◆ Dataset excerpts:

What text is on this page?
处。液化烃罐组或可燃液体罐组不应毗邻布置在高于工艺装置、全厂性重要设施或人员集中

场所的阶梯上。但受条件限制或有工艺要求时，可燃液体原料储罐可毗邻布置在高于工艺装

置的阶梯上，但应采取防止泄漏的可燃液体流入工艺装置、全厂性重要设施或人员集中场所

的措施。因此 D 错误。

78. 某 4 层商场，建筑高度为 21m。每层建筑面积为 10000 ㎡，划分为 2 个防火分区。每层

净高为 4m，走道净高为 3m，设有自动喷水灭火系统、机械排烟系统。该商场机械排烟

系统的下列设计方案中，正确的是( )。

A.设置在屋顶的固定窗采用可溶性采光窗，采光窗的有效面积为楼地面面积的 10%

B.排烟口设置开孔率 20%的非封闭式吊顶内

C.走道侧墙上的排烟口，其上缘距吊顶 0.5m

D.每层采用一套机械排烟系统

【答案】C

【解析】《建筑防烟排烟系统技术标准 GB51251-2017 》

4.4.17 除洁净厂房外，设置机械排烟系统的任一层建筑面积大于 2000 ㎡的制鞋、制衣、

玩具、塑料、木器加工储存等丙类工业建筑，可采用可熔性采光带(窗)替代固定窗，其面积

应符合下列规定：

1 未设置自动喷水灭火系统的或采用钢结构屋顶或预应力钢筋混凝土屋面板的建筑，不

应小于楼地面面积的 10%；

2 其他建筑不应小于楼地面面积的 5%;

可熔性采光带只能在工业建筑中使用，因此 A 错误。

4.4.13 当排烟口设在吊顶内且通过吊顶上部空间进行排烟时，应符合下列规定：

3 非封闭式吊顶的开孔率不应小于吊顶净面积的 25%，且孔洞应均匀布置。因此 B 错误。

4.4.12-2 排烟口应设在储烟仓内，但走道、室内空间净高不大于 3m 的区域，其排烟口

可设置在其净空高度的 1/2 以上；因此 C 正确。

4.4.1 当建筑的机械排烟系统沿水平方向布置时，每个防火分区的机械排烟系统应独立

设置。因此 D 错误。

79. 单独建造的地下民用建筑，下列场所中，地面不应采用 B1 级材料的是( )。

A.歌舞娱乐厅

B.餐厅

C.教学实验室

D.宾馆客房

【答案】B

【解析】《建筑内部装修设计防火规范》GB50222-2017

==

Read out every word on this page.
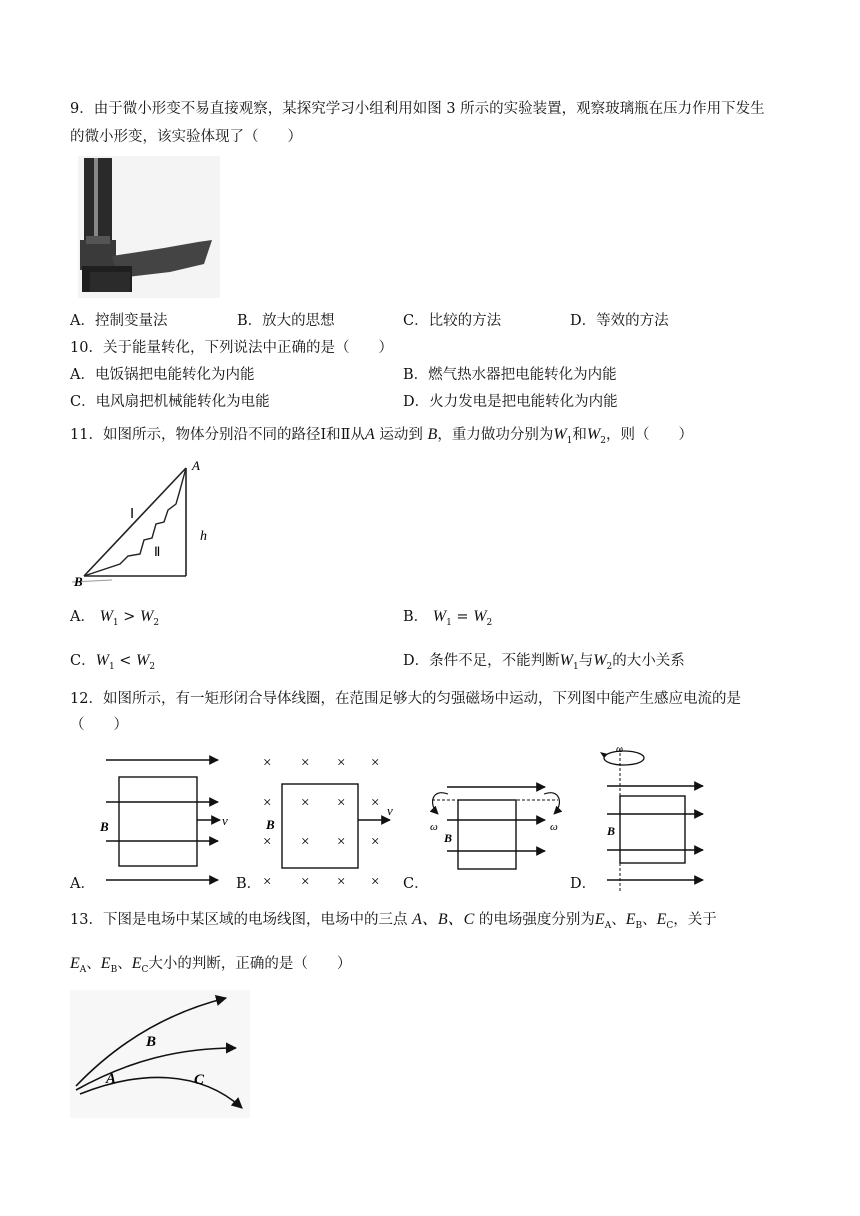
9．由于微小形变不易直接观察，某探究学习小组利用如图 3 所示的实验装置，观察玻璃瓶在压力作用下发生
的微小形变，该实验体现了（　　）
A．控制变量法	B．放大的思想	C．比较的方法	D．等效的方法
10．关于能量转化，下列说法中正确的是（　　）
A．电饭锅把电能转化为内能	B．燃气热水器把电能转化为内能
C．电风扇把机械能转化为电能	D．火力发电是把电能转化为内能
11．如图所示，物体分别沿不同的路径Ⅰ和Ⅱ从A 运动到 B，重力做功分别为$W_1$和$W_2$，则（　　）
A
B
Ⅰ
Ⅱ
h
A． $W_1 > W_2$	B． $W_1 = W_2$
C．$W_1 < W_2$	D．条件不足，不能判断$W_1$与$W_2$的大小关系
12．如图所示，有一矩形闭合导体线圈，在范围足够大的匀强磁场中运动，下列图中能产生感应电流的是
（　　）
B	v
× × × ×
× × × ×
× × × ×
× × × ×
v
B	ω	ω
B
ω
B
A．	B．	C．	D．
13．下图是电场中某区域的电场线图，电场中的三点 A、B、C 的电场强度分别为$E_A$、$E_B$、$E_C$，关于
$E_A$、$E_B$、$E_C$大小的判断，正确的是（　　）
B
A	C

--

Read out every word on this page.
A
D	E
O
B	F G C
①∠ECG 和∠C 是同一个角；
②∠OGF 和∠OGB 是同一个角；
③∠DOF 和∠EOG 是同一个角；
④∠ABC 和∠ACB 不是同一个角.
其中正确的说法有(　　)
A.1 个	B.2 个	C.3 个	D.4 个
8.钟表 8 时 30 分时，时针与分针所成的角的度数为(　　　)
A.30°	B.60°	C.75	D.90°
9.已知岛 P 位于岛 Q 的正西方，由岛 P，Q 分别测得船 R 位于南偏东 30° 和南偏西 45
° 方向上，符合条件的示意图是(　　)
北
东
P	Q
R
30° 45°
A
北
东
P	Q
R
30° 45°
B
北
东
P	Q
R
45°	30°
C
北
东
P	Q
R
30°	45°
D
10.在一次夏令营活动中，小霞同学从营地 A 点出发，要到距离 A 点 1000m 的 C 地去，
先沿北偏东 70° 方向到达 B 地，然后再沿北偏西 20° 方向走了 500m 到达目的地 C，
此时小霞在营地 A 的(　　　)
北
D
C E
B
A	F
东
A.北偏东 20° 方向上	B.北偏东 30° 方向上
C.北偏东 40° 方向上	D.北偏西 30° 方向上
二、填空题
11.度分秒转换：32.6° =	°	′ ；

◆ Stated problem:
Give the number of lines in the entries above that include the string "如图所示". No other output is expected.

◆ Output below:
2